» **What you should do**: Across the listing below, count the lines that mention the string "frac". Reply with the figure only.

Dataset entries
::::::::

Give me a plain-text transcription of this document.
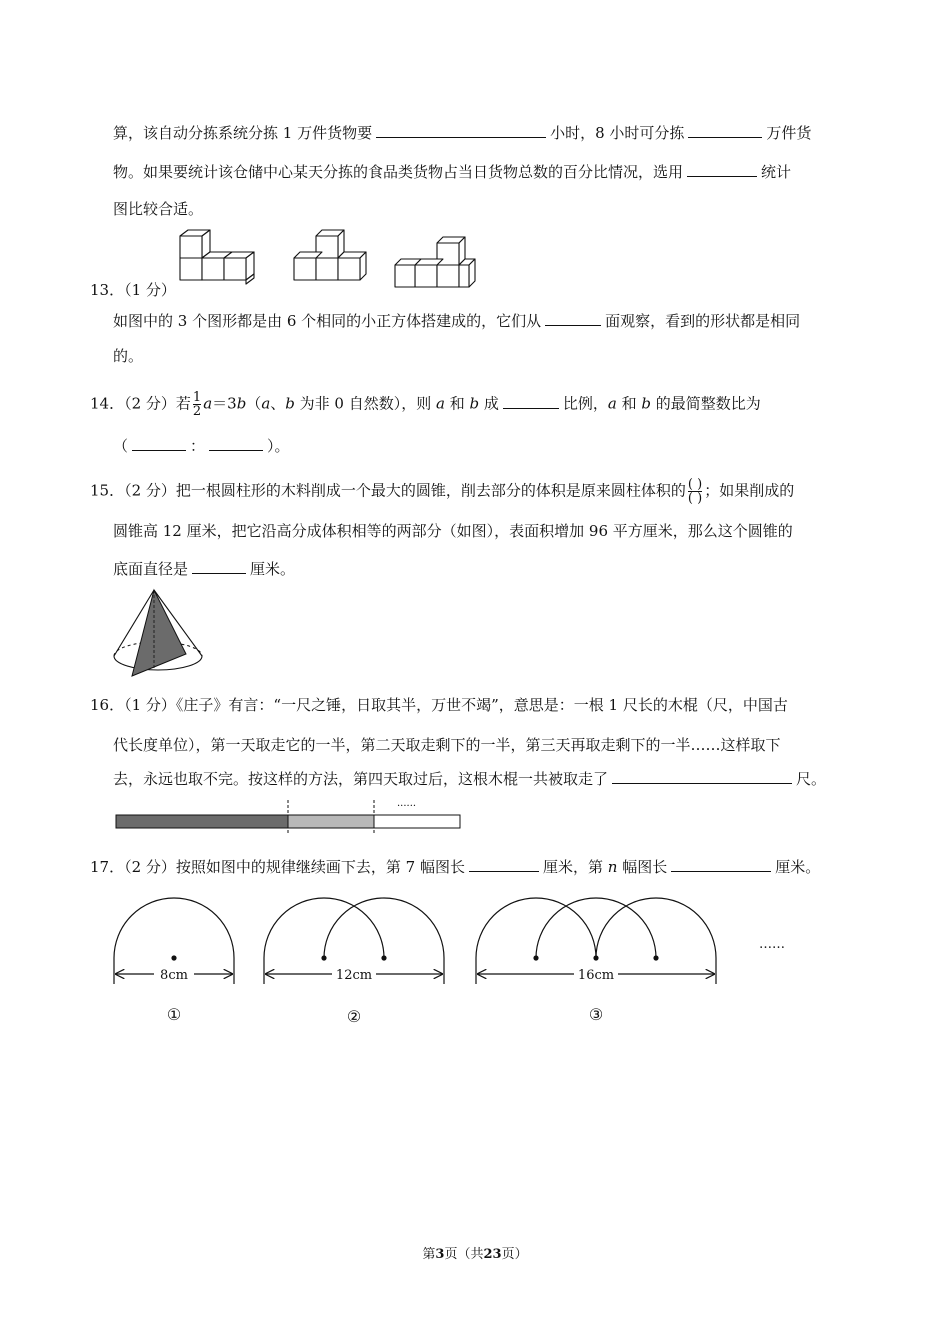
算，该自动分拣系统分拣 1 万件货物要	小时，8 小时可分拣	万件货
物。如果要统计该仓储中心某天分拣的食品类货物占当日货物总数的百分比情况，选用	统计
图比较合适。
13．（1 分）
如图中的 3 个图形都是由 6 个相同的小正方体搭建成的，它们从	面观察，看到的形状都是相同
的。
14．（2 分）若 $\frac{1}{2} a=3b(a$、b 为非 0 自然数），则 a 和 b 成	比例，a 和 b 的最简整数比为
（	：	）。
15．（2 分）把一根圆柱形的木料削成一个最大的圆锥，削去部分的体积是原来圆柱体积的 $\frac{( )}{( )}$ ；如果削成的
圆锥高 12 厘米，把它沿高分成体积相等的两部分（如图），表面积增加 96 平方厘米，那么这个圆锥的
底面直径是	厘米。
16．（1 分）《庄子》有言：“一尺之锤，日取其半，万世不竭”，意思是：一根 1 尺长的木棍（尺，中国古
代长度单位），第一天取走它的一半，第二天取走剩下的一半，第三天再取走剩下的一半……这样取下
去，永远也取不完。按这样的方法，第四天取过后，这根木棍一共被取走了	尺。
······
17．（2 分）按照如图中的规律继续画下去，第 7 幅图长	厘米，第 n 幅图长	厘米。
8cm	12cm	16cm
①	②	③
……
第3页（共23页）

::::::::

» **Task solution**: 2